--- START OF Record list ---
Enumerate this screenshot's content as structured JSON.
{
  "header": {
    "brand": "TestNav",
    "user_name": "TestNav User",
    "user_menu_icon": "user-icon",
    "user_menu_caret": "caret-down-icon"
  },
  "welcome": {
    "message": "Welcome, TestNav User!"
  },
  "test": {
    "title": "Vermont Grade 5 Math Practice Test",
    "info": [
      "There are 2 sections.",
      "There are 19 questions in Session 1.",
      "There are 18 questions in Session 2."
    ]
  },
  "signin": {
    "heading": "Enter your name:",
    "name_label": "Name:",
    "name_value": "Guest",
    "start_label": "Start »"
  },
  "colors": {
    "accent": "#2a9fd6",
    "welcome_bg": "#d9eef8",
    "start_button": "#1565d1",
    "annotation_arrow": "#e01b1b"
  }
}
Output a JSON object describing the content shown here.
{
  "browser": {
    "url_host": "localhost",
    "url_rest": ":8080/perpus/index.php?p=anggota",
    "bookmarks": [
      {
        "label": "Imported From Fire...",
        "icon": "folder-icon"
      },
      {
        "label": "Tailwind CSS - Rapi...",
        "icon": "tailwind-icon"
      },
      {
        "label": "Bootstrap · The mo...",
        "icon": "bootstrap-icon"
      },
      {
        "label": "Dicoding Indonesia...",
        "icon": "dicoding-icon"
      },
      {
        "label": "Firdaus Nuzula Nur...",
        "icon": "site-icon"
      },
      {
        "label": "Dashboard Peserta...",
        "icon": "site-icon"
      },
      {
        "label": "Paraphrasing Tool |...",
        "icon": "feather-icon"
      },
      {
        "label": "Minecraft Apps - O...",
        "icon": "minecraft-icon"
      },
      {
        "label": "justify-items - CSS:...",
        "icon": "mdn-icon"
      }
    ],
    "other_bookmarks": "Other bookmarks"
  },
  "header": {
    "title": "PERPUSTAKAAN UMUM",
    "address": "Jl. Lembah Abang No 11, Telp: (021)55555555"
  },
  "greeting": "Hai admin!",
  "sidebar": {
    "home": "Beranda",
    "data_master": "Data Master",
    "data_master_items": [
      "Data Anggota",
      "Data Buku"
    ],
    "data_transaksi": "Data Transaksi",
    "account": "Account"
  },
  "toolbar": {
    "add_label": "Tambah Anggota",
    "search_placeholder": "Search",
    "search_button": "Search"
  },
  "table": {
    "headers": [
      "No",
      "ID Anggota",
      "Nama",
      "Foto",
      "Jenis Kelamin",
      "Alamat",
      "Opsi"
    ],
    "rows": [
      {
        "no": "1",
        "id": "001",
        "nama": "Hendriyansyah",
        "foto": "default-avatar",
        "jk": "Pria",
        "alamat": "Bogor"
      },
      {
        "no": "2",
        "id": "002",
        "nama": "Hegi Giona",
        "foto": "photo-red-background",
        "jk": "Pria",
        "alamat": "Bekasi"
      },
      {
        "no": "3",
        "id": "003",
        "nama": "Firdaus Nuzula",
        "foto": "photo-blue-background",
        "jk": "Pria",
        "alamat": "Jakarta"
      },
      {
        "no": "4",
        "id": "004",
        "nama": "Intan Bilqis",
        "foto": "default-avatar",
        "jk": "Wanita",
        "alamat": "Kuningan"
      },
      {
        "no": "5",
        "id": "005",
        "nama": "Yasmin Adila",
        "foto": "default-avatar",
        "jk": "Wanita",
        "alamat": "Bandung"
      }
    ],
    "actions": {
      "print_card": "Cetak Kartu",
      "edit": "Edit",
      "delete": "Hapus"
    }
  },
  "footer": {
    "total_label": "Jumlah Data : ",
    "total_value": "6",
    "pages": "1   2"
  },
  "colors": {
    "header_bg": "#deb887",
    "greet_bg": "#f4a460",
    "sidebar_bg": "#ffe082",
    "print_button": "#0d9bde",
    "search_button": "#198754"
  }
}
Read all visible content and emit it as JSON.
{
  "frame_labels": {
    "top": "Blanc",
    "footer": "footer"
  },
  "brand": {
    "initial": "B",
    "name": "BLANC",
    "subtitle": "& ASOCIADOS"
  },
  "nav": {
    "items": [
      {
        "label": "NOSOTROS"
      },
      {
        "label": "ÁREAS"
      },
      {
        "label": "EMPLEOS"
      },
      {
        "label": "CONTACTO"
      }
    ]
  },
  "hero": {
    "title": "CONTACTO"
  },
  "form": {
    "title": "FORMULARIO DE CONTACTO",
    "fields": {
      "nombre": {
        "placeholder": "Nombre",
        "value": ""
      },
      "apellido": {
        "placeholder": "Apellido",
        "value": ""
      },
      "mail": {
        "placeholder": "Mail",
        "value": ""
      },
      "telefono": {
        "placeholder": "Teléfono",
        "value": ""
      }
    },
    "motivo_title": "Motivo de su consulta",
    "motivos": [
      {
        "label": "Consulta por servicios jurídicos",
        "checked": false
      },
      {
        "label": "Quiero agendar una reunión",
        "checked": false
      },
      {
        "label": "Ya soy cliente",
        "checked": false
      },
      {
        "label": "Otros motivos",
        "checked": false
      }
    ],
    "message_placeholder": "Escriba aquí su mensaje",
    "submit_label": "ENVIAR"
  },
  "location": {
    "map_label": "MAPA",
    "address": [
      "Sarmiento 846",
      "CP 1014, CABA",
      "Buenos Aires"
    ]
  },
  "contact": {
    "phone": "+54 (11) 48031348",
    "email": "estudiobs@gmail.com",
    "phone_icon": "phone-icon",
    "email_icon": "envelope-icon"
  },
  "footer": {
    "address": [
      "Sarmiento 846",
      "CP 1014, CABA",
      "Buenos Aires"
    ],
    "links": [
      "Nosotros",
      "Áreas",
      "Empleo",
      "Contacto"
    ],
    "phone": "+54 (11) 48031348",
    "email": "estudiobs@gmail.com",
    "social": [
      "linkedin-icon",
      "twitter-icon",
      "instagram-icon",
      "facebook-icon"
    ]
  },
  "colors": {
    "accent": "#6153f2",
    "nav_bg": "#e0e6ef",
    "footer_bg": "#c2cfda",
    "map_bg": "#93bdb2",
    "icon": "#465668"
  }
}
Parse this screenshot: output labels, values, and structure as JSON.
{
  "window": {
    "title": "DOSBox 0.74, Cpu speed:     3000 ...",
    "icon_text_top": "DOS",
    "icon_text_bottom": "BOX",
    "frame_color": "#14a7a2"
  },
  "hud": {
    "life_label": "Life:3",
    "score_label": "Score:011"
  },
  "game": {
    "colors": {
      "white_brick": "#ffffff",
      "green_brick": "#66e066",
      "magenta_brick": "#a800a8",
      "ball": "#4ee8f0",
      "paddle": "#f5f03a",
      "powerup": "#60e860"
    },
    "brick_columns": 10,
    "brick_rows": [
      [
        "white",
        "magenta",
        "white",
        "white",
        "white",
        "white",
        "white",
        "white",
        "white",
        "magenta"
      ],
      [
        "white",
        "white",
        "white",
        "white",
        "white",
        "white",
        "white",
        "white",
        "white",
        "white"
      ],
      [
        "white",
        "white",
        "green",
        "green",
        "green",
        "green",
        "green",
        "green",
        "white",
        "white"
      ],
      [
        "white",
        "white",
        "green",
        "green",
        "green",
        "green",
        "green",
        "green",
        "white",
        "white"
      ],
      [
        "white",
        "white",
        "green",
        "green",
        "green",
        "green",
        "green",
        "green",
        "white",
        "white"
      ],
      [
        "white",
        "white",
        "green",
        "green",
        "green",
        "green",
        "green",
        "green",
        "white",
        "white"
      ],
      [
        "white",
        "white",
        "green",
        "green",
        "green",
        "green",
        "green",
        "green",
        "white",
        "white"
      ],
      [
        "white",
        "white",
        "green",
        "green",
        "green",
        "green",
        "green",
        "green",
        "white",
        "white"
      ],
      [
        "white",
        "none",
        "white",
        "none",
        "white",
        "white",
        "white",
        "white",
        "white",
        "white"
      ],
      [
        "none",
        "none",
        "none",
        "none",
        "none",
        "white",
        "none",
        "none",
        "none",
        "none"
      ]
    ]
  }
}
--- END OF Record list ---
■ **Directions**:
Where does the word "photo" appear in the listing? List each line that holds it.

■ **Worked answer**:
        "foto": "photo-red-background",
        "foto": "photo-blue-background",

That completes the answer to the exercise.